Which works are cited in the text below on the European Security Strategy? Give each one once, by its authors and year.

→ **Document section**
________

Table of Contents
Geography and history
Political structure and institutions
The European Security Strategy of 2003
Developments after 2008
Due to significant changes with regard to the security situation after the end of the Cold War, caused by conflicts in former Yugoslavia, the attacks on September 11, 2001, and the differences regarding the Iraq war for instance, the necessity for a coordinated European foreign and security policy became evident (Algieri and Kammel 2009, 1). Therefore, on December 12, 2003, the European Council agreed to the European Security Strategy (ESS), whose development was seen as an important step in defining common interests and goals of the EU regarding foreign and security policy (Algieri and Kammel 2009, 1). Furthermore, the document reflected the growing confidence and the increased significance of the enlarged EU as a global actor and pointed out how the Union could use its economic, political and military potential more effectively and coherently (Algieri and Kammel 2009, 1). For achieving these goals, the ESS has stressed the establishment of a strategic culture which “‘fosters early, rapid, and when necessary, robust intervention’” (Haine 2011, 582). Since then, this topic has become hotly discussed in academia (Haine 2011, 582). Concerning the standard of evidence, there is no consensus as opinions of scholars range from the statement that the EU already has developed a strategic culture (Biava, Drent and Herd 2011, 1240) to the prediction that European strategies will rest on the “principle of ‘flexibility’” rather than a strategic culture in the future (Schmidt and Zyla 2011, 492). This academic debate leads to the following question: “Has the European Union established a strategic culture with regard to its foreign and security policy?”

________

(Data listing)
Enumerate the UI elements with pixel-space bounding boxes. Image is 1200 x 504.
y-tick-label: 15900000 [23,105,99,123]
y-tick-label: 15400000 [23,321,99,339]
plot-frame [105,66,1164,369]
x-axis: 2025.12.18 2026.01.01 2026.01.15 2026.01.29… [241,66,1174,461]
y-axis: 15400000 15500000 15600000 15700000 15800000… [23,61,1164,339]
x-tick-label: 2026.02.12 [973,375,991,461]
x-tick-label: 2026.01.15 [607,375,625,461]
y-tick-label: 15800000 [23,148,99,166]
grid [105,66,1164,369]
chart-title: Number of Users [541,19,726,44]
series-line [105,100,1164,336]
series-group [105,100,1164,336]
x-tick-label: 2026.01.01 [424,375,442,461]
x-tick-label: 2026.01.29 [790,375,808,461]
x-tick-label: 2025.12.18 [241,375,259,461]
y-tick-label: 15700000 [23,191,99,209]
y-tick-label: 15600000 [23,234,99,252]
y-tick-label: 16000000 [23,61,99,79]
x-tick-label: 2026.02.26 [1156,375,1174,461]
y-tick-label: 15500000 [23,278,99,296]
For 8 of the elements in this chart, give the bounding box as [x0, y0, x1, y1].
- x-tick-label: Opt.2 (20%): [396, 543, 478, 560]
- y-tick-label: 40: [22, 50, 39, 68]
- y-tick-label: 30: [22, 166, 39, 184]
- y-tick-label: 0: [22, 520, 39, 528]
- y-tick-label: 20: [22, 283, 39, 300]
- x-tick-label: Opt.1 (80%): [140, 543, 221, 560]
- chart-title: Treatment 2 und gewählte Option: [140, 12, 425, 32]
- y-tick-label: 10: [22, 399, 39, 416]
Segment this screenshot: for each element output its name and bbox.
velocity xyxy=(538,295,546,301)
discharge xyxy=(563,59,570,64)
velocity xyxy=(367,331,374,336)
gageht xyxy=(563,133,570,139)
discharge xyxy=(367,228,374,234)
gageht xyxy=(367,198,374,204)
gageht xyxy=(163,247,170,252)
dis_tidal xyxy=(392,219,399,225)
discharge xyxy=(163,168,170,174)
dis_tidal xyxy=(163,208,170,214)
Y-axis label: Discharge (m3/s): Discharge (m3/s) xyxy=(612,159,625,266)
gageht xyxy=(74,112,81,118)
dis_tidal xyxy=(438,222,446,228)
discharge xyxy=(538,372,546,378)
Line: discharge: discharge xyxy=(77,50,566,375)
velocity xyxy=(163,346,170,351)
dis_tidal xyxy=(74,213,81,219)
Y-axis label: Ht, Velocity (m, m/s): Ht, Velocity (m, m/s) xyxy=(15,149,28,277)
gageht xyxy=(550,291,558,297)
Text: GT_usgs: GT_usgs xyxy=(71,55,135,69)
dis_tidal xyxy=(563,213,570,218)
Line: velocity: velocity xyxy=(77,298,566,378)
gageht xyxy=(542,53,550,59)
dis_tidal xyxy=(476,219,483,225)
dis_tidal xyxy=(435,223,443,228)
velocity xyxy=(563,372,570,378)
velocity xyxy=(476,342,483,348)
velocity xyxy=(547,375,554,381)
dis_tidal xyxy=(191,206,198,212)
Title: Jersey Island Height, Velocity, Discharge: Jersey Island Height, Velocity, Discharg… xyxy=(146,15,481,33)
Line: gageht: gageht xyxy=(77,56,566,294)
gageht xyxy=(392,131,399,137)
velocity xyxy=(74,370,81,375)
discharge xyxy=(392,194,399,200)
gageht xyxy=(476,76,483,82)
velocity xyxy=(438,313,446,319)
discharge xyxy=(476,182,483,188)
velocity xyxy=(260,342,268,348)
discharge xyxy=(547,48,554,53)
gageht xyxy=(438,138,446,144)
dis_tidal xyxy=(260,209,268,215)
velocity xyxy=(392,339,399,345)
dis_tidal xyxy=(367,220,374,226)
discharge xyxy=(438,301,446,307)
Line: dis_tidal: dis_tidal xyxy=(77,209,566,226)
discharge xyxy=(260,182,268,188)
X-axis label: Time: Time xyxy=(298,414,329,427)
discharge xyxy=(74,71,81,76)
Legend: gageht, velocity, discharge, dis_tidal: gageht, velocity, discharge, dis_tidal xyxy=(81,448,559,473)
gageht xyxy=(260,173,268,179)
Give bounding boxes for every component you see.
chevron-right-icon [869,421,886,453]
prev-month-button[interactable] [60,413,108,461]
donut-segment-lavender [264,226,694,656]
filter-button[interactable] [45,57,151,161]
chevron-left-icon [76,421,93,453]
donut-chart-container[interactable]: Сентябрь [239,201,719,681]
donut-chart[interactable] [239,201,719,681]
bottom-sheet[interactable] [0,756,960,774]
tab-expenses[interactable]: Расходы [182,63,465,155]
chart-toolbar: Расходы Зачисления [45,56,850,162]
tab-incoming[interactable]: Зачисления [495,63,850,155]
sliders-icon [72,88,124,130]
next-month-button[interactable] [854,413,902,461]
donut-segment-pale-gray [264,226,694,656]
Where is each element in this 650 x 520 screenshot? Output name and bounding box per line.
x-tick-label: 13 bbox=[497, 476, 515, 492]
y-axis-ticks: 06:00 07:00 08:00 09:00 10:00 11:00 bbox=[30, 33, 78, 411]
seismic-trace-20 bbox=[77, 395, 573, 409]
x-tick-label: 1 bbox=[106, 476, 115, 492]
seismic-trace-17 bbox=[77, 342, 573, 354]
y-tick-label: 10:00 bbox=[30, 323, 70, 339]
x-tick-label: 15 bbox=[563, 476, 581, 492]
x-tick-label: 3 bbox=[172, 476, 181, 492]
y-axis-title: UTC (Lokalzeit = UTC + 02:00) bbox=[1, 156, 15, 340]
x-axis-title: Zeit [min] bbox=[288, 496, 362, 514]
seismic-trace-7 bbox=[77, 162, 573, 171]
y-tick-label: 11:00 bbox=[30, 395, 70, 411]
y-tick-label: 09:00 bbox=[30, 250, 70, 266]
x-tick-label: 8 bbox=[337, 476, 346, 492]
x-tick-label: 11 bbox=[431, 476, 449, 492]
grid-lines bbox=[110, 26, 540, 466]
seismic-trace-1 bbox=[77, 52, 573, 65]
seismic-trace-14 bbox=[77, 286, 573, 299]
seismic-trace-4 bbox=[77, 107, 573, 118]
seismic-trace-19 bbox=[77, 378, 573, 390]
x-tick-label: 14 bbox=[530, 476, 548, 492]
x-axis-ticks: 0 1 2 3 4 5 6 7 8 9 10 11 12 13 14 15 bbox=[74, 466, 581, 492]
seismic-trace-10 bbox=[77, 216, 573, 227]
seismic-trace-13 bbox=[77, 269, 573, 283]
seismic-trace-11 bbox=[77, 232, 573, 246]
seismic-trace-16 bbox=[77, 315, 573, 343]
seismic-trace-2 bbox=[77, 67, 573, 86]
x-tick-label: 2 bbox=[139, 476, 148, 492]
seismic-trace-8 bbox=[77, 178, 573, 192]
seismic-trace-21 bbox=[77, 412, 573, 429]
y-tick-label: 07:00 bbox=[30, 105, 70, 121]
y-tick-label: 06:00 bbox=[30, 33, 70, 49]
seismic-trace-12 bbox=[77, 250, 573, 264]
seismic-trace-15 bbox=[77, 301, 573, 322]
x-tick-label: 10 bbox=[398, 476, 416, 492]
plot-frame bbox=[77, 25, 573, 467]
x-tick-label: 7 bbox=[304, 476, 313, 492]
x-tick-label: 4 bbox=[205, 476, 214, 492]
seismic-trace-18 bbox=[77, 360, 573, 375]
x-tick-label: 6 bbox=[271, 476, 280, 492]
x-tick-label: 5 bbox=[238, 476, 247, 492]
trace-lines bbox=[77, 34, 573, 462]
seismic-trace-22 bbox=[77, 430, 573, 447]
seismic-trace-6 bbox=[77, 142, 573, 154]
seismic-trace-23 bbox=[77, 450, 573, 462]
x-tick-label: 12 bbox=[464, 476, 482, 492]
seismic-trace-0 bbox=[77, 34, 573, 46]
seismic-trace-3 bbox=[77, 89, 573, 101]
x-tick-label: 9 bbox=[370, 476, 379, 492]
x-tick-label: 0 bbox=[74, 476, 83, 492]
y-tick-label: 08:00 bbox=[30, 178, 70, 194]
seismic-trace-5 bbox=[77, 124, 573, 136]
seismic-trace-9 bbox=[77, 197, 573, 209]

________

→ **Task output**
- Algieri and Kammel 2009
- Haine 2011
- Biava, Drent and Herd 2011
- Schmidt and Zyla 2011